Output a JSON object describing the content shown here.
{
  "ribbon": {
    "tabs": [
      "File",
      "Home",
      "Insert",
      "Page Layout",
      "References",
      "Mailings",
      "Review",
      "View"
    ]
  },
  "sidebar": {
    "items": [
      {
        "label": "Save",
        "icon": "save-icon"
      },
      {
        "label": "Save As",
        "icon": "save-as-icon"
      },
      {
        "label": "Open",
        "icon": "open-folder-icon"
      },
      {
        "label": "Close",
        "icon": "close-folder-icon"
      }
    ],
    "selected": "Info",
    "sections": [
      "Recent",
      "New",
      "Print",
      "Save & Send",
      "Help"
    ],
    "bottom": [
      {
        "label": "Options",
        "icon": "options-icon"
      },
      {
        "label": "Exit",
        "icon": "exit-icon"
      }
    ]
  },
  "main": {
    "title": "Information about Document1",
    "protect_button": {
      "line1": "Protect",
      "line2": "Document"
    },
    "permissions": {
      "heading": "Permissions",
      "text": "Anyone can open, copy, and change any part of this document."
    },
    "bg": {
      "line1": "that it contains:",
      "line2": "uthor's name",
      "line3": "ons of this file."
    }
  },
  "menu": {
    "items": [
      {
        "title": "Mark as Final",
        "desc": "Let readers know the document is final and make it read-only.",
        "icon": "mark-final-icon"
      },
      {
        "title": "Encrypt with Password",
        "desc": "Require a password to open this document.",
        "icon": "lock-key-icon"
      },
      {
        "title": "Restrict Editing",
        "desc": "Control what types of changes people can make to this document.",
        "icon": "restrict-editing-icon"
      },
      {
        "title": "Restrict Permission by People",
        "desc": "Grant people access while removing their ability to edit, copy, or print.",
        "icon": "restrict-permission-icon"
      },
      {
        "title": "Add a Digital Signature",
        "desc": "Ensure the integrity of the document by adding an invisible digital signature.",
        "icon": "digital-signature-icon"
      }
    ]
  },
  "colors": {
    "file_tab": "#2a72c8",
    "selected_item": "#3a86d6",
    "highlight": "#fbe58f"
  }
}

■ ■ ■

**Exercise objective:** Print the material verbatim, all of it.

**Finished exercise:**
Output a JSON object describing the content shown here.
{
  "ribbon": {
    "tabs": [
      "File",
      "Home",
      "Insert",
      "Page Layout",
      "References",
      "Mailings",
      "Review",
      "View"
    ]
  },
  "sidebar": {
    "items": [
      {
        "label": "Save",
        "icon": "save-icon"
      },
      {
        "label": "Save As",
        "icon": "save-as-icon"
      },
      {
        "label": "Open",
        "icon": "open-folder-icon"
      },
      {
        "label": "Close",
        "icon": "close-folder-icon"
      }
    ],
    "selected": "Info",
    "sections": [
      "Recent",
      "New",
      "Print",
      "Save & Send",
      "Help"
    ],
    "bottom": [
      {
        "label": "Options",
        "icon": "options-icon"
      },
      {
        "label": "Exit",
        "icon": "exit-icon"
      }
    ]
  },
  "main": {
    "title": "Information about Document1",
    "protect_button": {
      "line1": "Protect",
      "line2": "Document"
    },
    "permissions": {
      "heading": "Permissions",
      "text": "Anyone can open, copy, and change any part of this document."
    },
    "bg": {
      "line1": "that it contains:",
      "line2": "uthor's name",
      "line3": "ons of this file."
    }
  },
  "menu": {
    "items": [
      {
        "title": "Mark as Final",
        "desc": "Let readers know the document is final and make it read-only.",
        "icon": "mark-final-icon"
      },
      {
        "title": "Encrypt with Password",
        "desc": "Require a password to open this document.",
        "icon": "lock-key-icon"
      },
      {
        "title": "Restrict Editing",
        "desc": "Control what types of changes people can make to this document.",
        "icon": "restrict-editing-icon"
      },
      {
        "title": "Restrict Permission by People",
        "desc": "Grant people access while removing their ability to edit, copy, or print.",
        "icon": "restrict-permission-icon"
      },
      {
        "title": "Add a Digital Signature",
        "desc": "Ensure the integrity of the document by adding an invisible digital signature.",
        "icon": "digital-signature-icon"
      }
    ]
  },
  "colors": {
    "file_tab": "#2a72c8",
    "selected_item": "#3a86d6",
    "highlight": "#fbe58f"
  }
}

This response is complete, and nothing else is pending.